• **INFORMATION SHOWN**
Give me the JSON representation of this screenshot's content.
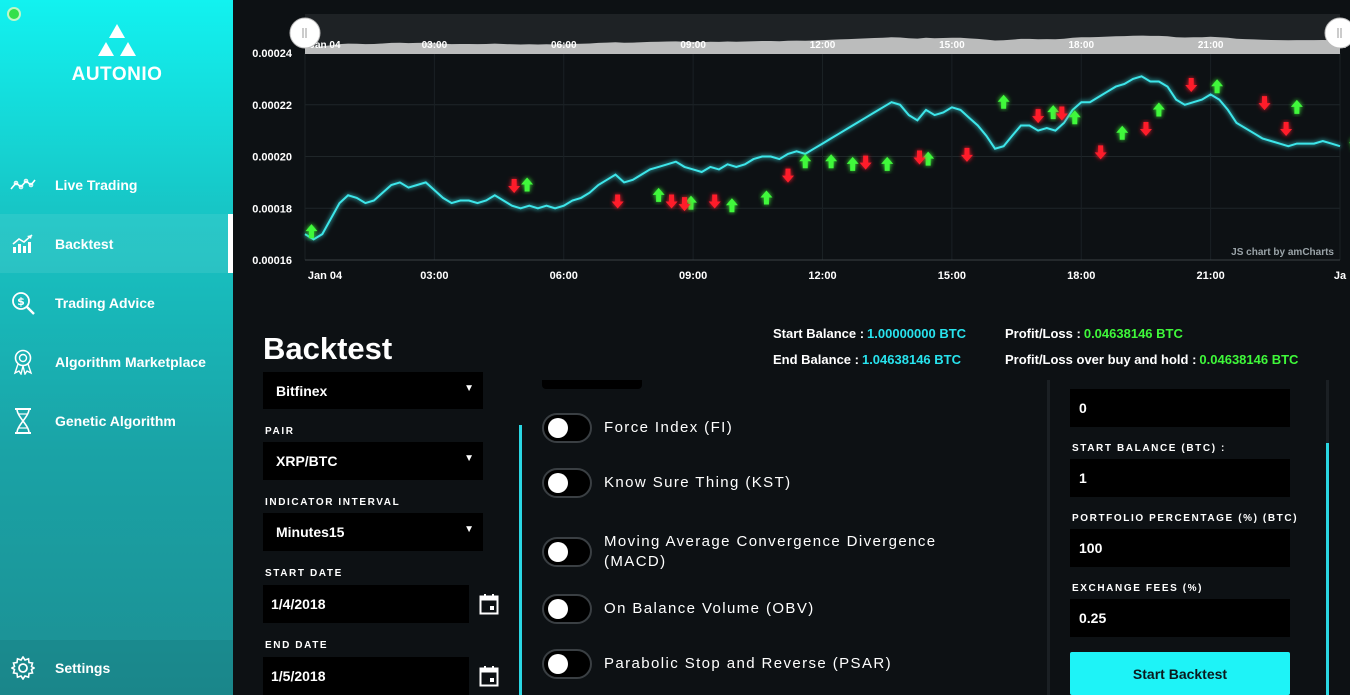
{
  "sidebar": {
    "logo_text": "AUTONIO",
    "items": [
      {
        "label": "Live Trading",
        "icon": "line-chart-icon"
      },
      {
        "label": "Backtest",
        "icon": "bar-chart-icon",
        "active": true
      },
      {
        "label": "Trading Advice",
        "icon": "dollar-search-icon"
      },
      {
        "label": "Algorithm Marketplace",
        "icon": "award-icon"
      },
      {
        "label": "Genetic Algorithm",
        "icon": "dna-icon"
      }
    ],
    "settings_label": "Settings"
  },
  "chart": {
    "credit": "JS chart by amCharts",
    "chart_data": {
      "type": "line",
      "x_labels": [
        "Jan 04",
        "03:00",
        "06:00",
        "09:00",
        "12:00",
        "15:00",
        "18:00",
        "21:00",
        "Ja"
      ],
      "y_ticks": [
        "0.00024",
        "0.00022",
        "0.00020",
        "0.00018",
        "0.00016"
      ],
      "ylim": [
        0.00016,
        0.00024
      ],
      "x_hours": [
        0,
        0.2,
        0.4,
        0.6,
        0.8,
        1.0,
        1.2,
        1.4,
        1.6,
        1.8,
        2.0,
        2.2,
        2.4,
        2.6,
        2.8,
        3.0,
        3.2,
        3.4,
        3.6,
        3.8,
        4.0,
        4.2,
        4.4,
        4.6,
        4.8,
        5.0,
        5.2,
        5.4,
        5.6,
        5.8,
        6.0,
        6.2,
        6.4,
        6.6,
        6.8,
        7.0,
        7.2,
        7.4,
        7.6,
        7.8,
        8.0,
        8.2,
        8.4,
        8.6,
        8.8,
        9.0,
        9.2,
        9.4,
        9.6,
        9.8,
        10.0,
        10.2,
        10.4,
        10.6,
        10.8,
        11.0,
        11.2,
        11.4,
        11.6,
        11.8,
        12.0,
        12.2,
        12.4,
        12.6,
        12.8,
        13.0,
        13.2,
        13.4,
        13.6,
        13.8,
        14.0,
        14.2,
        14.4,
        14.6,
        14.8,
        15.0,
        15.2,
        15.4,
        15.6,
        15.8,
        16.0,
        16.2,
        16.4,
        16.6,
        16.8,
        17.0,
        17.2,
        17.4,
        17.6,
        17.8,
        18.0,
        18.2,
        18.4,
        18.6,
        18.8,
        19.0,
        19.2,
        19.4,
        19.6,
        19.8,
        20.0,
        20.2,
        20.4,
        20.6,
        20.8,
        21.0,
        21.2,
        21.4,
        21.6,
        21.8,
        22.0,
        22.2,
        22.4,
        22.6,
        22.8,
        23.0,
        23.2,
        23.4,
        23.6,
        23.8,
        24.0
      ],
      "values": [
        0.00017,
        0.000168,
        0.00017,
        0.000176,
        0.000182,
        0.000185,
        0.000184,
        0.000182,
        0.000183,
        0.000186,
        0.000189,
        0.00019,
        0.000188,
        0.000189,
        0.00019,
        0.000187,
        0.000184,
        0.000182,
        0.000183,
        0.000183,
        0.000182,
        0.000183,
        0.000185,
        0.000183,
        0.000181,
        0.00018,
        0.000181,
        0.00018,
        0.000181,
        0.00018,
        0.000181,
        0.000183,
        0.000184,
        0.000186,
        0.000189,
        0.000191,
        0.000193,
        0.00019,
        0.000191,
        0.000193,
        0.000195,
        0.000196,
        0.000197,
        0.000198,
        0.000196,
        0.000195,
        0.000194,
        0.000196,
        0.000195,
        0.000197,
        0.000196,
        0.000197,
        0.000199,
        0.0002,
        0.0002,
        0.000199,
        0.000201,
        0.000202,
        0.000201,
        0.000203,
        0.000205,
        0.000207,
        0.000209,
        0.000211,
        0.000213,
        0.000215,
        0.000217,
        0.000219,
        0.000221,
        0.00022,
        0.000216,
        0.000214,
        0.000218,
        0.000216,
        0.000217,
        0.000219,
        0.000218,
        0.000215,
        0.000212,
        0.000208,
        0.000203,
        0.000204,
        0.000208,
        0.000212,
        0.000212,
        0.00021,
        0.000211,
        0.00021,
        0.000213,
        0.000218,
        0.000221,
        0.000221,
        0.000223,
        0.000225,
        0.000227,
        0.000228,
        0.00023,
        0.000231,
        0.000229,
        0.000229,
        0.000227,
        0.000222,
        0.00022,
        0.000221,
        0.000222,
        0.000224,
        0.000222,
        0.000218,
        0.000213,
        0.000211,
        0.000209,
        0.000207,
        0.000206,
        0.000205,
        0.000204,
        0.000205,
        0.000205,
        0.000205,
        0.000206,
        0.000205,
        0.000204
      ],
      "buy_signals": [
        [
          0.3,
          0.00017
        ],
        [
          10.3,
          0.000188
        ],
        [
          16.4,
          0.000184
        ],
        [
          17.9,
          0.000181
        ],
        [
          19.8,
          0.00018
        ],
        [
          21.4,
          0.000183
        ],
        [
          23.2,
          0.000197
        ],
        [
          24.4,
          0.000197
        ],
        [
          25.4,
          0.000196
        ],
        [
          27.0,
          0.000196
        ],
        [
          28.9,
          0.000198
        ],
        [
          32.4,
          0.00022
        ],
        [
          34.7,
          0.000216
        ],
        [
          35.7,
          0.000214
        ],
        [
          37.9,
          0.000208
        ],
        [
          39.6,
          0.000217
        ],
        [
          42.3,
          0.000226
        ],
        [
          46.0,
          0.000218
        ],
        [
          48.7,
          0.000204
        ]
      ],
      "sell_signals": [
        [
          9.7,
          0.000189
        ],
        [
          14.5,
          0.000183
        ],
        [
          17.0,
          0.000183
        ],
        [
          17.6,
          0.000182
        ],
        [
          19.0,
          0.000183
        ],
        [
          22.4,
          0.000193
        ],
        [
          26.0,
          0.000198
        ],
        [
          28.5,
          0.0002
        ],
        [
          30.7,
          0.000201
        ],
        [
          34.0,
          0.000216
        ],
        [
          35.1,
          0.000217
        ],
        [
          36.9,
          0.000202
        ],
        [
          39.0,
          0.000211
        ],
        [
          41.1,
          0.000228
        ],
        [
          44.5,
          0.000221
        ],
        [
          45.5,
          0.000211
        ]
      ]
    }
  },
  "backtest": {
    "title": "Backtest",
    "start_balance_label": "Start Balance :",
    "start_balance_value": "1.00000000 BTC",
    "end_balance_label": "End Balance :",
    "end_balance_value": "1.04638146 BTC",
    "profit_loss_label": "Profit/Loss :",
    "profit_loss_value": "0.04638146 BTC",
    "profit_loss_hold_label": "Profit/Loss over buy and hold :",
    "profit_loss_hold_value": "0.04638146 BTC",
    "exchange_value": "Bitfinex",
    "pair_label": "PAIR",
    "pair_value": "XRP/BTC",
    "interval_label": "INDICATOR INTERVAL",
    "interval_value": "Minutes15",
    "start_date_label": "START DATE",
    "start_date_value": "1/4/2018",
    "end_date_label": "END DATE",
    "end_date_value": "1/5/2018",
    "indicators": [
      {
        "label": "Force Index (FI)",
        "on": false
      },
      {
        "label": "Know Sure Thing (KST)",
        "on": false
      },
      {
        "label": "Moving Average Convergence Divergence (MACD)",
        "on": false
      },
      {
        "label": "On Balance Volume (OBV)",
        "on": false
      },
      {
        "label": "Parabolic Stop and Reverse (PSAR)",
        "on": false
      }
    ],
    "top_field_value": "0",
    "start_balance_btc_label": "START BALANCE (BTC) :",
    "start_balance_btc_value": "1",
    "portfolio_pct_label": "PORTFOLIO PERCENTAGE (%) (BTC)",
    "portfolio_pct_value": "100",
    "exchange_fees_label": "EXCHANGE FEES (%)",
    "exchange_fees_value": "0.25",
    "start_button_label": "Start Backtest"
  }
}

• **WHAT YOU SHOULD DO**
Strip the images and reproduce the remaining records precisely.

• **FINISHED ANSWER**
Give me the JSON representation of this screenshot's content.
{
  "sidebar": {
    "logo_text": "AUTONIO",
    "items": [
      {
        "label": "Live Trading",
        "icon": "line-chart-icon"
      },
      {
        "label": "Backtest",
        "icon": "bar-chart-icon",
        "active": true
      },
      {
        "label": "Trading Advice",
        "icon": "dollar-search-icon"
      },
      {
        "label": "Algorithm Marketplace",
        "icon": "award-icon"
      },
      {
        "label": "Genetic Algorithm",
        "icon": "dna-icon"
      }
    ],
    "settings_label": "Settings"
  },
  "chart": {
    "credit": "JS chart by amCharts",
    "chart_data": {
      "type": "line",
      "x_labels": [
        "Jan 04",
        "03:00",
        "06:00",
        "09:00",
        "12:00",
        "15:00",
        "18:00",
        "21:00",
        "Ja"
      ],
      "y_ticks": [
        "0.00024",
        "0.00022",
        "0.00020",
        "0.00018",
        "0.00016"
      ],
      "ylim": [
        0.00016,
        0.00024
      ],
      "x_hours": [
        0,
        0.2,
        0.4,
        0.6,
        0.8,
        1.0,
        1.2,
        1.4,
        1.6,
        1.8,
        2.0,
        2.2,
        2.4,
        2.6,
        2.8,
        3.0,
        3.2,
        3.4,
        3.6,
        3.8,
        4.0,
        4.2,
        4.4,
        4.6,
        4.8,
        5.0,
        5.2,
        5.4,
        5.6,
        5.8,
        6.0,
        6.2,
        6.4,
        6.6,
        6.8,
        7.0,
        7.2,
        7.4,
        7.6,
        7.8,
        8.0,
        8.2,
        8.4,
        8.6,
        8.8,
        9.0,
        9.2,
        9.4,
        9.6,
        9.8,
        10.0,
        10.2,
        10.4,
        10.6,
        10.8,
        11.0,
        11.2,
        11.4,
        11.6,
        11.8,
        12.0,
        12.2,
        12.4,
        12.6,
        12.8,
        13.0,
        13.2,
        13.4,
        13.6,
        13.8,
        14.0,
        14.2,
        14.4,
        14.6,
        14.8,
        15.0,
        15.2,
        15.4,
        15.6,
        15.8,
        16.0,
        16.2,
        16.4,
        16.6,
        16.8,
        17.0,
        17.2,
        17.4,
        17.6,
        17.8,
        18.0,
        18.2,
        18.4,
        18.6,
        18.8,
        19.0,
        19.2,
        19.4,
        19.6,
        19.8,
        20.0,
        20.2,
        20.4,
        20.6,
        20.8,
        21.0,
        21.2,
        21.4,
        21.6,
        21.8,
        22.0,
        22.2,
        22.4,
        22.6,
        22.8,
        23.0,
        23.2,
        23.4,
        23.6,
        23.8,
        24.0
      ],
      "values": [
        0.00017,
        0.000168,
        0.00017,
        0.000176,
        0.000182,
        0.000185,
        0.000184,
        0.000182,
        0.000183,
        0.000186,
        0.000189,
        0.00019,
        0.000188,
        0.000189,
        0.00019,
        0.000187,
        0.000184,
        0.000182,
        0.000183,
        0.000183,
        0.000182,
        0.000183,
        0.000185,
        0.000183,
        0.000181,
        0.00018,
        0.000181,
        0.00018,
        0.000181,
        0.00018,
        0.000181,
        0.000183,
        0.000184,
        0.000186,
        0.000189,
        0.000191,
        0.000193,
        0.00019,
        0.000191,
        0.000193,
        0.000195,
        0.000196,
        0.000197,
        0.000198,
        0.000196,
        0.000195,
        0.000194,
        0.000196,
        0.000195,
        0.000197,
        0.000196,
        0.000197,
        0.000199,
        0.0002,
        0.0002,
        0.000199,
        0.000201,
        0.000202,
        0.000201,
        0.000203,
        0.000205,
        0.000207,
        0.000209,
        0.000211,
        0.000213,
        0.000215,
        0.000217,
        0.000219,
        0.000221,
        0.00022,
        0.000216,
        0.000214,
        0.000218,
        0.000216,
        0.000217,
        0.000219,
        0.000218,
        0.000215,
        0.000212,
        0.000208,
        0.000203,
        0.000204,
        0.000208,
        0.000212,
        0.000212,
        0.00021,
        0.000211,
        0.00021,
        0.000213,
        0.000218,
        0.000221,
        0.000221,
        0.000223,
        0.000225,
        0.000227,
        0.000228,
        0.00023,
        0.000231,
        0.000229,
        0.000229,
        0.000227,
        0.000222,
        0.00022,
        0.000221,
        0.000222,
        0.000224,
        0.000222,
        0.000218,
        0.000213,
        0.000211,
        0.000209,
        0.000207,
        0.000206,
        0.000205,
        0.000204,
        0.000205,
        0.000205,
        0.000205,
        0.000206,
        0.000205,
        0.000204
      ],
      "buy_signals": [
        [
          0.3,
          0.00017
        ],
        [
          10.3,
          0.000188
        ],
        [
          16.4,
          0.000184
        ],
        [
          17.9,
          0.000181
        ],
        [
          19.8,
          0.00018
        ],
        [
          21.4,
          0.000183
        ],
        [
          23.2,
          0.000197
        ],
        [
          24.4,
          0.000197
        ],
        [
          25.4,
          0.000196
        ],
        [
          27.0,
          0.000196
        ],
        [
          28.9,
          0.000198
        ],
        [
          32.4,
          0.00022
        ],
        [
          34.7,
          0.000216
        ],
        [
          35.7,
          0.000214
        ],
        [
          37.9,
          0.000208
        ],
        [
          39.6,
          0.000217
        ],
        [
          42.3,
          0.000226
        ],
        [
          46.0,
          0.000218
        ],
        [
          48.7,
          0.000204
        ]
      ],
      "sell_signals": [
        [
          9.7,
          0.000189
        ],
        [
          14.5,
          0.000183
        ],
        [
          17.0,
          0.000183
        ],
        [
          17.6,
          0.000182
        ],
        [
          19.0,
          0.000183
        ],
        [
          22.4,
          0.000193
        ],
        [
          26.0,
          0.000198
        ],
        [
          28.5,
          0.0002
        ],
        [
          30.7,
          0.000201
        ],
        [
          34.0,
          0.000216
        ],
        [
          35.1,
          0.000217
        ],
        [
          36.9,
          0.000202
        ],
        [
          39.0,
          0.000211
        ],
        [
          41.1,
          0.000228
        ],
        [
          44.5,
          0.000221
        ],
        [
          45.5,
          0.000211
        ]
      ]
    }
  },
  "backtest": {
    "title": "Backtest",
    "start_balance_label": "Start Balance :",
    "start_balance_value": "1.00000000 BTC",
    "end_balance_label": "End Balance :",
    "end_balance_value": "1.04638146 BTC",
    "profit_loss_label": "Profit/Loss :",
    "profit_loss_value": "0.04638146 BTC",
    "profit_loss_hold_label": "Profit/Loss over buy and hold :",
    "profit_loss_hold_value": "0.04638146 BTC",
    "exchange_value": "Bitfinex",
    "pair_label": "PAIR",
    "pair_value": "XRP/BTC",
    "interval_label": "INDICATOR INTERVAL",
    "interval_value": "Minutes15",
    "start_date_label": "START DATE",
    "start_date_value": "1/4/2018",
    "end_date_label": "END DATE",
    "end_date_value": "1/5/2018",
    "indicators": [
      {
        "label": "Force Index (FI)",
        "on": false
      },
      {
        "label": "Know Sure Thing (KST)",
        "on": false
      },
      {
        "label": "Moving Average Convergence Divergence (MACD)",
        "on": false
      },
      {
        "label": "On Balance Volume (OBV)",
        "on": false
      },
      {
        "label": "Parabolic Stop and Reverse (PSAR)",
        "on": false
      }
    ],
    "top_field_value": "0",
    "start_balance_btc_label": "START BALANCE (BTC) :",
    "start_balance_btc_value": "1",
    "portfolio_pct_label": "PORTFOLIO PERCENTAGE (%) (BTC)",
    "portfolio_pct_value": "100",
    "exchange_fees_label": "EXCHANGE FEES (%)",
    "exchange_fees_value": "0.25",
    "start_button_label": "Start Backtest"
  }
}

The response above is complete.